**Problem details:** Gather all lines in the entries below that include the word "ngày".

======== Stored rows ========

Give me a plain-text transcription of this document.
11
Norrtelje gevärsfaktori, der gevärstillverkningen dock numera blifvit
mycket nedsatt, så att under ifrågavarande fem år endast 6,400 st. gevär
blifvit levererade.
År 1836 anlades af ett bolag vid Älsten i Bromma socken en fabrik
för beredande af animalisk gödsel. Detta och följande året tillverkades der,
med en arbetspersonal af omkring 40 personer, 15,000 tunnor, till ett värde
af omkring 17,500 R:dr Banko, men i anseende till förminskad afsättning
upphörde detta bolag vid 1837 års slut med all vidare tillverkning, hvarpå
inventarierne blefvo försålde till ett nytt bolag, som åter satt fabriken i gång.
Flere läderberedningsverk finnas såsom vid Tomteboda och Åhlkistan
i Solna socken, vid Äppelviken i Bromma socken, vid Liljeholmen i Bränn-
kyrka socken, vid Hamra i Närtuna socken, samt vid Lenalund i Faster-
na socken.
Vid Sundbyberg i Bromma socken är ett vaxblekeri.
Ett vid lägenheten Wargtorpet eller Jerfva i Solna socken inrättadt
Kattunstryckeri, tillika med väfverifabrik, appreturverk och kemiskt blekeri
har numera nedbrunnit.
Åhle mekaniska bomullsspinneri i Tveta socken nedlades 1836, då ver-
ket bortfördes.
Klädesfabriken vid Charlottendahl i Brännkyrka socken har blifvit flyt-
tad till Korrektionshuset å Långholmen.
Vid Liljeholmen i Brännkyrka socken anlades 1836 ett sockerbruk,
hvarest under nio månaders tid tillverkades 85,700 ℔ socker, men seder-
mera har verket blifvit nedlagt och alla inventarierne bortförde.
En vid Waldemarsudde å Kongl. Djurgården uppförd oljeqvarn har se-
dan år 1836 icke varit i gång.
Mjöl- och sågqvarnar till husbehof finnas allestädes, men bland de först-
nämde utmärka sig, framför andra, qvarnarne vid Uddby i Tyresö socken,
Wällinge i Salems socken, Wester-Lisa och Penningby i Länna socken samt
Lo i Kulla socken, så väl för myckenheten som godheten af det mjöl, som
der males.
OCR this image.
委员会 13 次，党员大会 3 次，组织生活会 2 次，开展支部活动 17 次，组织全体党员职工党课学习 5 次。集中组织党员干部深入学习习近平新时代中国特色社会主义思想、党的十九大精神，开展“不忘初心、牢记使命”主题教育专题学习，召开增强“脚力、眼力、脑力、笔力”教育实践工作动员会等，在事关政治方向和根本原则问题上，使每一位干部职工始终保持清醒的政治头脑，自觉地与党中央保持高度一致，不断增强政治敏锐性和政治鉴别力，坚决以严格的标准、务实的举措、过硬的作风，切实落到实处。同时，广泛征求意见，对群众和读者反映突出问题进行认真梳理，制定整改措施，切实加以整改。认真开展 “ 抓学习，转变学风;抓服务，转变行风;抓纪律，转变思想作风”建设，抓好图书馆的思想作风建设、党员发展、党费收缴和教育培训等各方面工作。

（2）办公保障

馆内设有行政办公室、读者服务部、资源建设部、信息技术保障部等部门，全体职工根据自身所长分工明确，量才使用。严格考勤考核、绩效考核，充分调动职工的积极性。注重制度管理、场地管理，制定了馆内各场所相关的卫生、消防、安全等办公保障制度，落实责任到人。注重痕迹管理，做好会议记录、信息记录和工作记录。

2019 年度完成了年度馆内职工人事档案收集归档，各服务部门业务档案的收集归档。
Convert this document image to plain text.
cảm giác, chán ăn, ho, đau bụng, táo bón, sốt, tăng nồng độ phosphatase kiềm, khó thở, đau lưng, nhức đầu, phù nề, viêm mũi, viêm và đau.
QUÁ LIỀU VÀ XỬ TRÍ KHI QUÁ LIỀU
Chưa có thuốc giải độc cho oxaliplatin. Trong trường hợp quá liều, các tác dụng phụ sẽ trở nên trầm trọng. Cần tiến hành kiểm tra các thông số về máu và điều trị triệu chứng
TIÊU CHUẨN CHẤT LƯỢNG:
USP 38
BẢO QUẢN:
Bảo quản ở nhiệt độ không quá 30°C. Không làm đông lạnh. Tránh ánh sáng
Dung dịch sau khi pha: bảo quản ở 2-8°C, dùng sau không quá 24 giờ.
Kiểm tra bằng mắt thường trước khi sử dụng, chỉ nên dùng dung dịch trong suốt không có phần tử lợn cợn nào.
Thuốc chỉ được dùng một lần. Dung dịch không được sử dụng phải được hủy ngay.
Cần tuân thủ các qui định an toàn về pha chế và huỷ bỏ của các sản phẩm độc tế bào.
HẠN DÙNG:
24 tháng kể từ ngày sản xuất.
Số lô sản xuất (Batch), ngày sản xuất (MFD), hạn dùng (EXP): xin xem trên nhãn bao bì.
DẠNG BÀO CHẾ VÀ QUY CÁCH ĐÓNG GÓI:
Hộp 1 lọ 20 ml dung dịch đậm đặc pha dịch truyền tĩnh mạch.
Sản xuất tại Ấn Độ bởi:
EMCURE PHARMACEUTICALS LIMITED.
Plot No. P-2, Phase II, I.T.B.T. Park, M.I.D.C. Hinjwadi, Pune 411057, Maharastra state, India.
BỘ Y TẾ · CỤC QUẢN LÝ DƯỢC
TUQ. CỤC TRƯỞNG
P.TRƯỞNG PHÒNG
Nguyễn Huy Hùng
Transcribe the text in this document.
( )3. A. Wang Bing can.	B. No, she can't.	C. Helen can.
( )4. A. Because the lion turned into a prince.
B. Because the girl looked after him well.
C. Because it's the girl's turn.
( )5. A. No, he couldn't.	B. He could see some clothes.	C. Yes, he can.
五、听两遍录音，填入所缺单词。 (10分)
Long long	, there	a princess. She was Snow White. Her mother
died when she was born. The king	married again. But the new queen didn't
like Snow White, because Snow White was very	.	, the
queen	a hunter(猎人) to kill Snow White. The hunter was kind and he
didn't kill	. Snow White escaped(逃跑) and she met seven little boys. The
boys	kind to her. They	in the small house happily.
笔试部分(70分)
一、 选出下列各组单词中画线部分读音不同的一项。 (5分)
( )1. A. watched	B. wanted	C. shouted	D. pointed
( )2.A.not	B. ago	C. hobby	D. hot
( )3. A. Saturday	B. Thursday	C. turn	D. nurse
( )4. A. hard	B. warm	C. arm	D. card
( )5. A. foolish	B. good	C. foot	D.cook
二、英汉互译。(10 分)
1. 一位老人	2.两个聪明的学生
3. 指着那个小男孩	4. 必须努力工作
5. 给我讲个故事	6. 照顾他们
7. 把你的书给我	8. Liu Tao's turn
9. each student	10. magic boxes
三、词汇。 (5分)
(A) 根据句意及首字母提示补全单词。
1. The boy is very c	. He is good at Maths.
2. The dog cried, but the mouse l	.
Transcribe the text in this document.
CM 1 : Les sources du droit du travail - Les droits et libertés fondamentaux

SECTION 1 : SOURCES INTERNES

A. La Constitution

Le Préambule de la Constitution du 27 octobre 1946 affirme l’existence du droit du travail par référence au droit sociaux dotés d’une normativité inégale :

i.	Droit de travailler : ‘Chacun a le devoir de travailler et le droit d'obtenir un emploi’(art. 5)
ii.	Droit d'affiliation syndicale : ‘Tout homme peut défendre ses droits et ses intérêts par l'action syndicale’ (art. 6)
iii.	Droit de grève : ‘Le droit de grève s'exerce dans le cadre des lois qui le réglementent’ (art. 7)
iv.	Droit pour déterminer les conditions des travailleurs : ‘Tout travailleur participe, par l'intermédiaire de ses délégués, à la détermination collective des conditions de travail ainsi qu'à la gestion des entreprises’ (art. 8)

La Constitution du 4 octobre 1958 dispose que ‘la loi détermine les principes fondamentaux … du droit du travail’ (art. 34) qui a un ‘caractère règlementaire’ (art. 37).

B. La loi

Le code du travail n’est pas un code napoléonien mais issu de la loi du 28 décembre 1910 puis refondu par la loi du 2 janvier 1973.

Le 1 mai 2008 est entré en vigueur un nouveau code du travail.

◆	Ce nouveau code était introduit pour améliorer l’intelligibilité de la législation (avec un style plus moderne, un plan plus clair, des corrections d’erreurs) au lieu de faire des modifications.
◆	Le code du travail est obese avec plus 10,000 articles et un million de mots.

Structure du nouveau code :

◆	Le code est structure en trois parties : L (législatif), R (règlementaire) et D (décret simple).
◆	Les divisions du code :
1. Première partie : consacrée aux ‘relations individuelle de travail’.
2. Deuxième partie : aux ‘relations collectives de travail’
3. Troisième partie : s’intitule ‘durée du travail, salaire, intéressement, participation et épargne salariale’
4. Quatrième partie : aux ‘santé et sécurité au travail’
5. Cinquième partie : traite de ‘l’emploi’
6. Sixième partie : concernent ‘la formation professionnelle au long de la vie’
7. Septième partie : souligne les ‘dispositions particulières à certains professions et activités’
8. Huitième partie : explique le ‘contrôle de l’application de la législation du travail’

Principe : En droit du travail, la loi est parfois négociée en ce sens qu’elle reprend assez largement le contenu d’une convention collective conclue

========

**Complete answer:**
24 tháng kể từ ngày sản xuất.
Số lô sản xuất (Batch), ngày sản xuất (MFD), hạn dùng (EXP): xin xem trên nhãn bao bì.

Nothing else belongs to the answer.